'''
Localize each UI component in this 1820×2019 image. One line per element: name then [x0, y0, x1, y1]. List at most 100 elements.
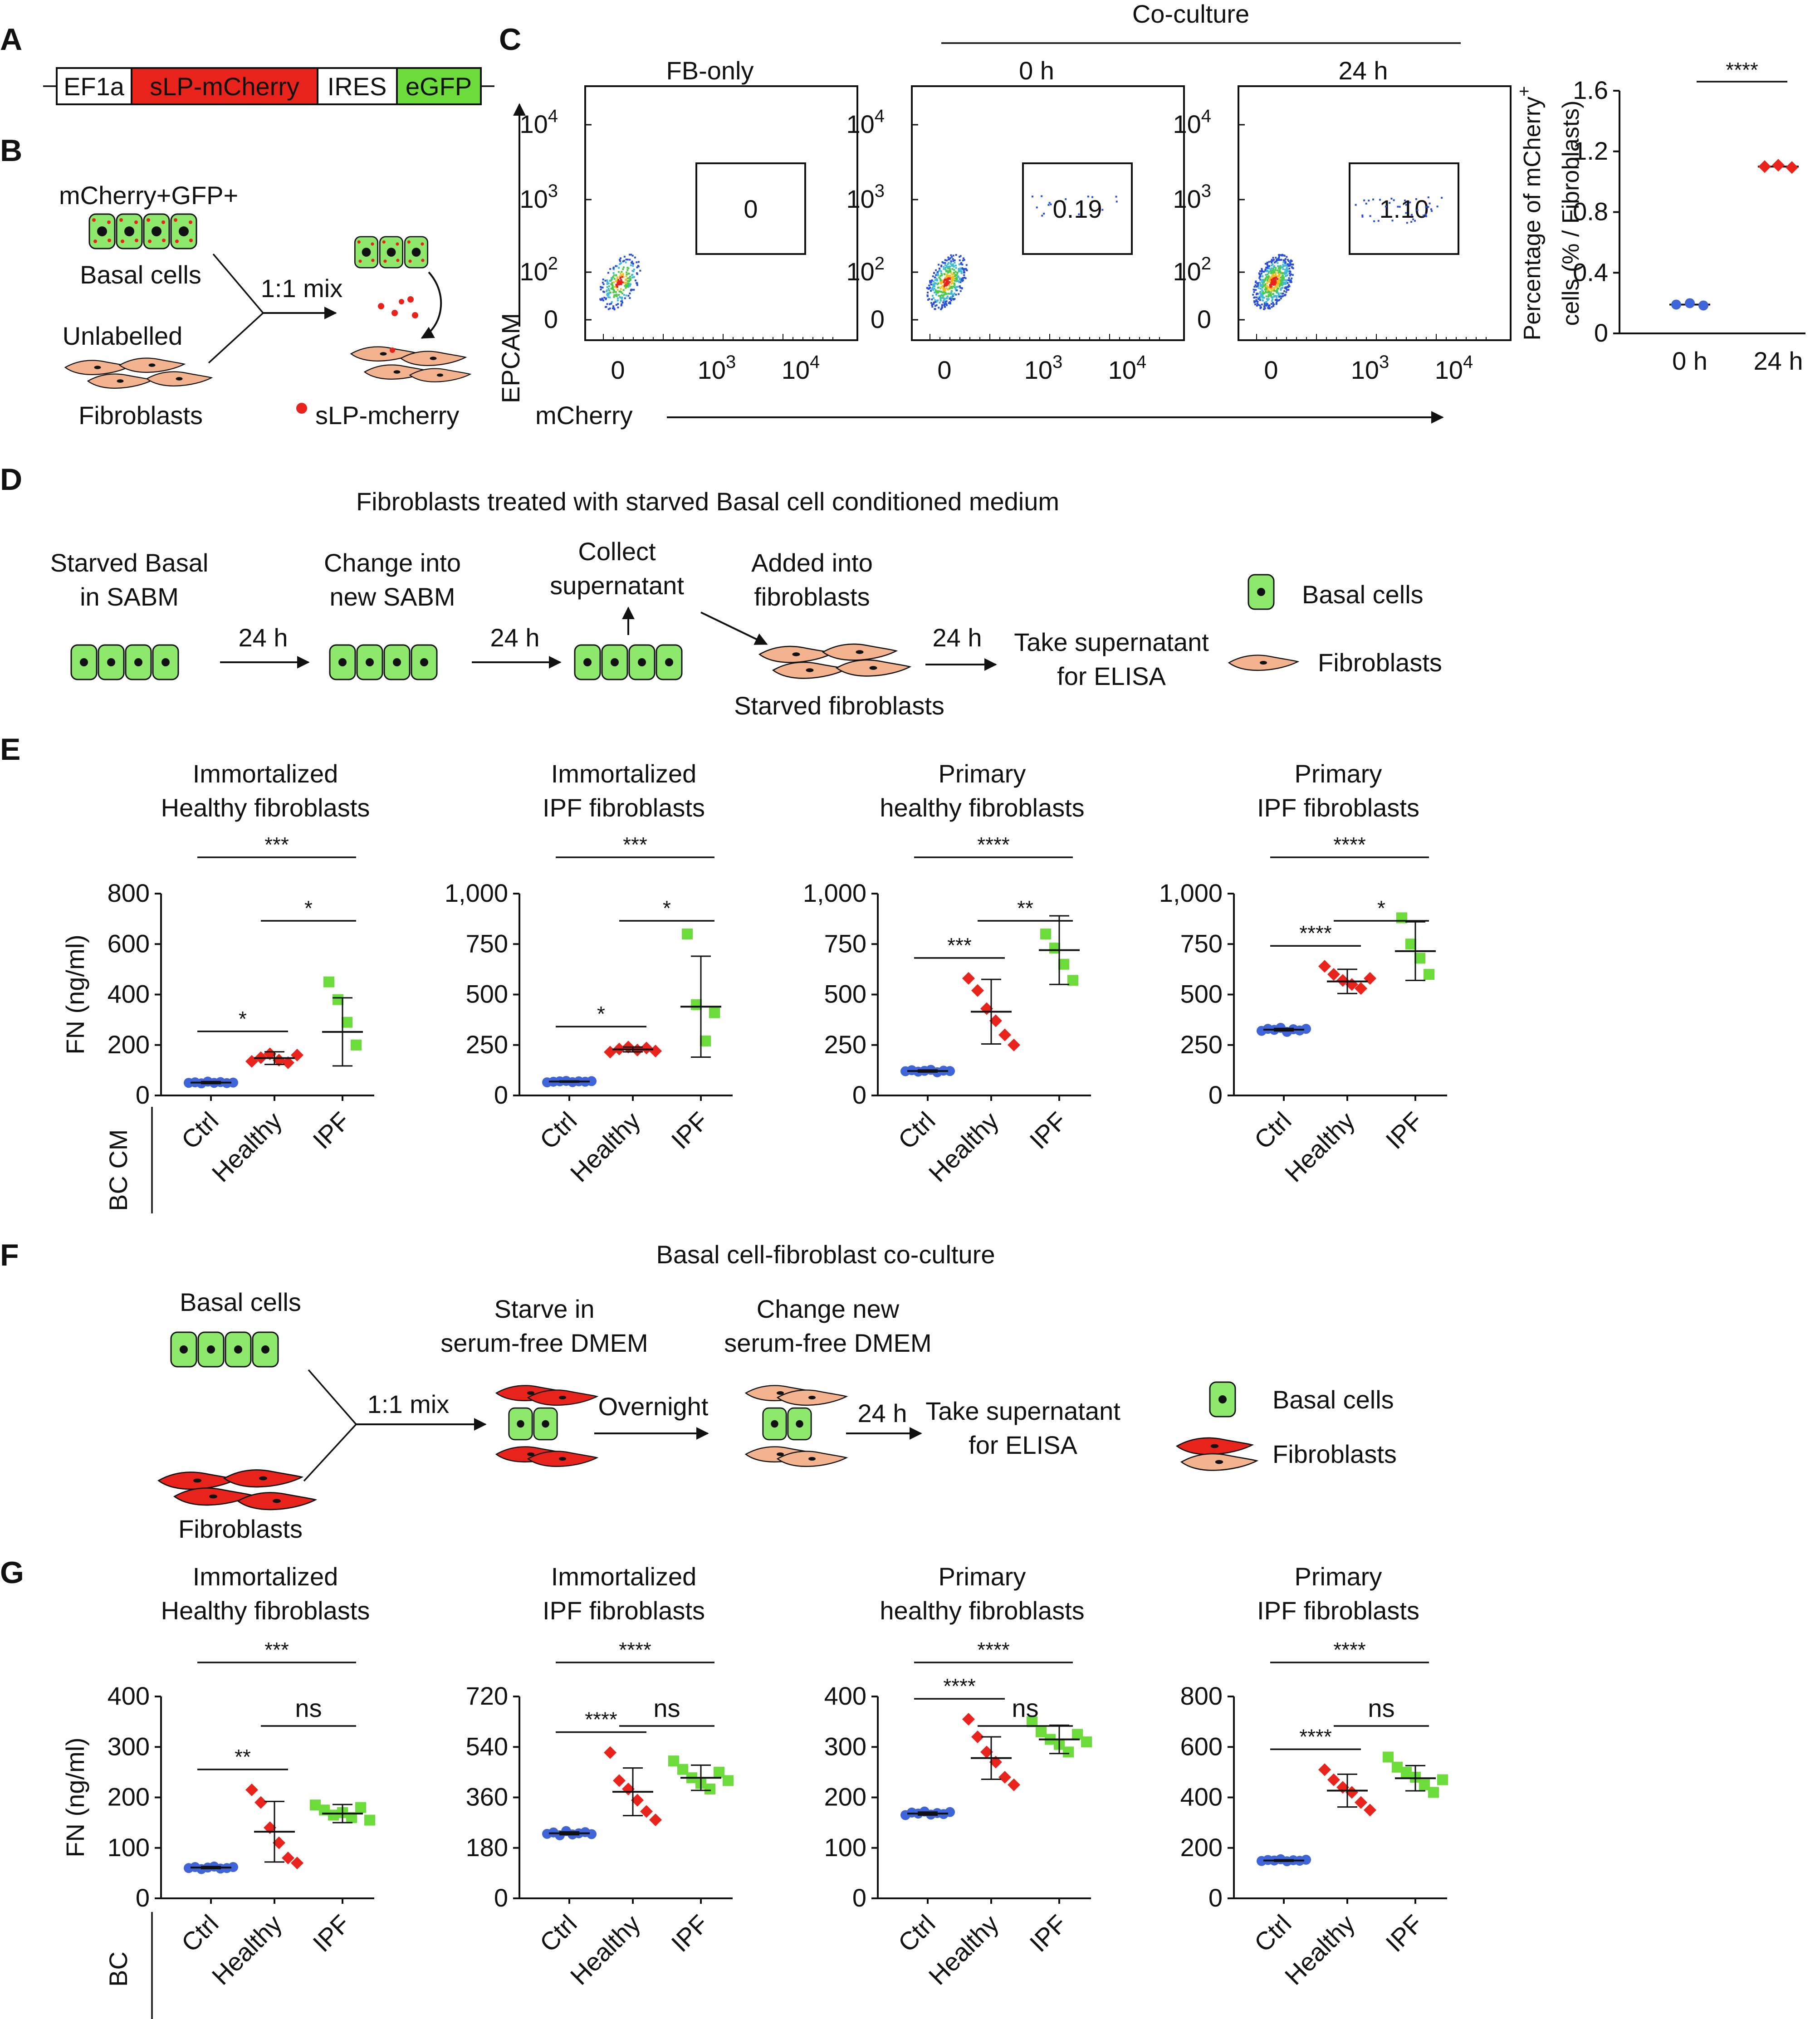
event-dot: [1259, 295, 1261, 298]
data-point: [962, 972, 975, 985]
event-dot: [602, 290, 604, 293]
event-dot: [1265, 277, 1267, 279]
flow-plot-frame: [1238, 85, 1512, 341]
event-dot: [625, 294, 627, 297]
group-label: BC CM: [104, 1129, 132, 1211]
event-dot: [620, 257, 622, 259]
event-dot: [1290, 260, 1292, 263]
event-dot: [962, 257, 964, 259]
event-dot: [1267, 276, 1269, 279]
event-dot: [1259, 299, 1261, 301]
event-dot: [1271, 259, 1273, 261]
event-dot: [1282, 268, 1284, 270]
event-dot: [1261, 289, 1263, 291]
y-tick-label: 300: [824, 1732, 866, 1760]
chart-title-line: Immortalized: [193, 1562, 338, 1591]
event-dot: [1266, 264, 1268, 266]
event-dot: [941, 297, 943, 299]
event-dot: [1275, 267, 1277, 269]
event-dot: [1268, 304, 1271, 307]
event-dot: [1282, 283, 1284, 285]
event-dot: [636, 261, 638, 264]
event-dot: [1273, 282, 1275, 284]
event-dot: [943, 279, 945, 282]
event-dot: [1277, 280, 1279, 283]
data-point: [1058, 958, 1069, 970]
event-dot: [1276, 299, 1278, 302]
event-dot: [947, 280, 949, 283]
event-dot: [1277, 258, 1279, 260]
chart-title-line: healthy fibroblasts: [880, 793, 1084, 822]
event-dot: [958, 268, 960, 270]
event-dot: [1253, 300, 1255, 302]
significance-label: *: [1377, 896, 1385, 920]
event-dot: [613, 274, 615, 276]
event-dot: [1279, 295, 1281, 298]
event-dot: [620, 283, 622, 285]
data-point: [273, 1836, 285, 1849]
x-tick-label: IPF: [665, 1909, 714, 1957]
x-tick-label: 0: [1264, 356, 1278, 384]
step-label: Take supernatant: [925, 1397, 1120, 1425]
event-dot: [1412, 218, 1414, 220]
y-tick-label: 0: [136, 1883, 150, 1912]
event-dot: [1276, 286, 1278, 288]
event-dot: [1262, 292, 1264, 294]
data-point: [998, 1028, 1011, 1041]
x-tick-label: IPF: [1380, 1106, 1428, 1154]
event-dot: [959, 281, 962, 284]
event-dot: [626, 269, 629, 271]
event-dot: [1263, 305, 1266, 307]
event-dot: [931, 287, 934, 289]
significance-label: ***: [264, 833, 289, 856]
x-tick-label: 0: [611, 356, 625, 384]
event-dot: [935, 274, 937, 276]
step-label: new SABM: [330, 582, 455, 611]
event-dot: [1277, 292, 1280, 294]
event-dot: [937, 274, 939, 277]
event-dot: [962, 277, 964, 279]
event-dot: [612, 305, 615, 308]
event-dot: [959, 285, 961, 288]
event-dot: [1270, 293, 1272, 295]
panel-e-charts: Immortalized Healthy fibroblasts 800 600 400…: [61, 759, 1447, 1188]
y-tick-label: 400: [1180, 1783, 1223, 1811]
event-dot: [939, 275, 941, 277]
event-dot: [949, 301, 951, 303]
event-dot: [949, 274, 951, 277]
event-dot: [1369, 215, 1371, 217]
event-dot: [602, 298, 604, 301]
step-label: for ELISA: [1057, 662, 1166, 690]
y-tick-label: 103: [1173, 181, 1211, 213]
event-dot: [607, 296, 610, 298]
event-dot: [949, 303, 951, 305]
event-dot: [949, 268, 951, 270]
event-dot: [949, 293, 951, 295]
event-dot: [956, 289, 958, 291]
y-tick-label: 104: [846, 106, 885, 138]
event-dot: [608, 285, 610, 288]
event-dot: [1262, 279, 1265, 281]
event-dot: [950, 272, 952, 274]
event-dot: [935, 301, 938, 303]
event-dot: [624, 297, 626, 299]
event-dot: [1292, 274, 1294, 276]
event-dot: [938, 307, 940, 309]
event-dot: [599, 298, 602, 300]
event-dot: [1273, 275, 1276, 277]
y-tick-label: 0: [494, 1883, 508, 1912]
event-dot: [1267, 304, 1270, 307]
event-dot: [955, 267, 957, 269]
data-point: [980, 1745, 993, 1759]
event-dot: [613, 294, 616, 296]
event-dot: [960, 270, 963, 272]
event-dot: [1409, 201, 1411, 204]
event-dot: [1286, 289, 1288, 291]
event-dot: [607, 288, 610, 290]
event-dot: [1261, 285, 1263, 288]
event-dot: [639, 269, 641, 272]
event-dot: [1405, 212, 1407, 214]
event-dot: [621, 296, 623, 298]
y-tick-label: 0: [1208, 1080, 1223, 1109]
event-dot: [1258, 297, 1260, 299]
'''
[Enunciado da tarefa]: Reproduza todos os dados acima linha por linha, sem alterar nada, mas deixe as imagens de fora.

[Resultado do exercício]:
Localize each UI component in this 1820×2019 image. One line per element: name then [x0, y0, x1, y1]. List at most 100 elements.
event-dot: [1259, 295, 1261, 298]
data-point: [962, 972, 975, 985]
event-dot: [602, 290, 604, 293]
event-dot: [1265, 277, 1267, 279]
flow-plot-frame: [1238, 85, 1512, 341]
event-dot: [625, 294, 627, 297]
group-label: BC CM: [104, 1129, 132, 1211]
event-dot: [620, 257, 622, 259]
event-dot: [1290, 260, 1292, 263]
event-dot: [962, 257, 964, 259]
event-dot: [1267, 276, 1269, 279]
event-dot: [1259, 299, 1261, 301]
event-dot: [1271, 259, 1273, 261]
event-dot: [1282, 268, 1284, 270]
event-dot: [1261, 289, 1263, 291]
y-tick-label: 300: [824, 1732, 866, 1760]
chart-title-line: Immortalized: [193, 1562, 338, 1591]
event-dot: [1266, 264, 1268, 266]
event-dot: [941, 297, 943, 299]
event-dot: [1275, 267, 1277, 269]
event-dot: [1268, 304, 1271, 307]
event-dot: [1282, 283, 1284, 285]
event-dot: [636, 261, 638, 264]
event-dot: [1273, 282, 1275, 284]
event-dot: [943, 279, 945, 282]
event-dot: [1277, 280, 1279, 283]
data-point: [1058, 958, 1069, 970]
event-dot: [1276, 299, 1278, 302]
event-dot: [947, 280, 949, 283]
event-dot: [1277, 258, 1279, 260]
chart-title-line: healthy fibroblasts: [880, 793, 1084, 822]
event-dot: [958, 268, 960, 270]
event-dot: [1253, 300, 1255, 302]
significance-label: *: [1377, 896, 1385, 920]
event-dot: [613, 274, 615, 276]
event-dot: [1279, 295, 1281, 298]
event-dot: [620, 283, 622, 285]
data-point: [273, 1836, 285, 1849]
x-tick-label: IPF: [665, 1909, 714, 1957]
x-tick-label: 0: [1264, 356, 1278, 384]
step-label: Take supernatant: [925, 1397, 1120, 1425]
event-dot: [1412, 218, 1414, 220]
y-tick-label: 0: [136, 1883, 150, 1912]
event-dot: [1276, 286, 1278, 288]
event-dot: [1262, 292, 1264, 294]
data-point: [998, 1028, 1011, 1041]
x-tick-label: IPF: [1380, 1106, 1428, 1154]
event-dot: [959, 281, 962, 284]
event-dot: [626, 269, 629, 271]
event-dot: [1263, 305, 1266, 307]
event-dot: [931, 287, 934, 289]
significance-label: ***: [264, 833, 289, 856]
x-tick-label: 0: [611, 356, 625, 384]
event-dot: [935, 274, 937, 276]
step-label: new SABM: [330, 582, 455, 611]
event-dot: [1277, 292, 1280, 294]
event-dot: [937, 274, 939, 277]
event-dot: [962, 277, 964, 279]
event-dot: [612, 305, 615, 308]
event-dot: [959, 285, 961, 288]
event-dot: [1270, 293, 1272, 295]
panel-e-charts: Immortalized Healthy fibroblasts 800 600 400…: [61, 759, 1447, 1188]
y-tick-label: 400: [1180, 1783, 1223, 1811]
event-dot: [939, 275, 941, 277]
event-dot: [949, 301, 951, 303]
event-dot: [949, 274, 951, 277]
event-dot: [1369, 215, 1371, 217]
event-dot: [602, 298, 604, 301]
step-label: for ELISA: [1057, 662, 1166, 690]
y-tick-label: 103: [1173, 181, 1211, 213]
event-dot: [607, 296, 610, 298]
event-dot: [949, 303, 951, 305]
event-dot: [949, 268, 951, 270]
event-dot: [949, 293, 951, 295]
event-dot: [956, 289, 958, 291]
y-tick-label: 104: [846, 106, 885, 138]
event-dot: [608, 285, 610, 288]
event-dot: [1262, 279, 1265, 281]
event-dot: [950, 272, 952, 274]
event-dot: [935, 301, 938, 303]
event-dot: [624, 297, 626, 299]
event-dot: [1292, 274, 1294, 276]
event-dot: [938, 307, 940, 309]
event-dot: [599, 298, 602, 300]
event-dot: [1273, 275, 1276, 277]
y-tick-label: 0: [494, 1883, 508, 1912]
event-dot: [1267, 304, 1270, 307]
event-dot: [955, 267, 957, 269]
data-point: [980, 1745, 993, 1759]
event-dot: [613, 294, 616, 296]
event-dot: [960, 270, 963, 272]
event-dot: [1409, 201, 1411, 204]
event-dot: [1286, 289, 1288, 291]
event-dot: [607, 288, 610, 290]
event-dot: [1261, 285, 1263, 288]
event-dot: [639, 269, 641, 272]
event-dot: [1405, 212, 1407, 214]
event-dot: [621, 296, 623, 298]
y-tick-label: 0: [1208, 1080, 1223, 1109]
event-dot: [1258, 297, 1260, 299]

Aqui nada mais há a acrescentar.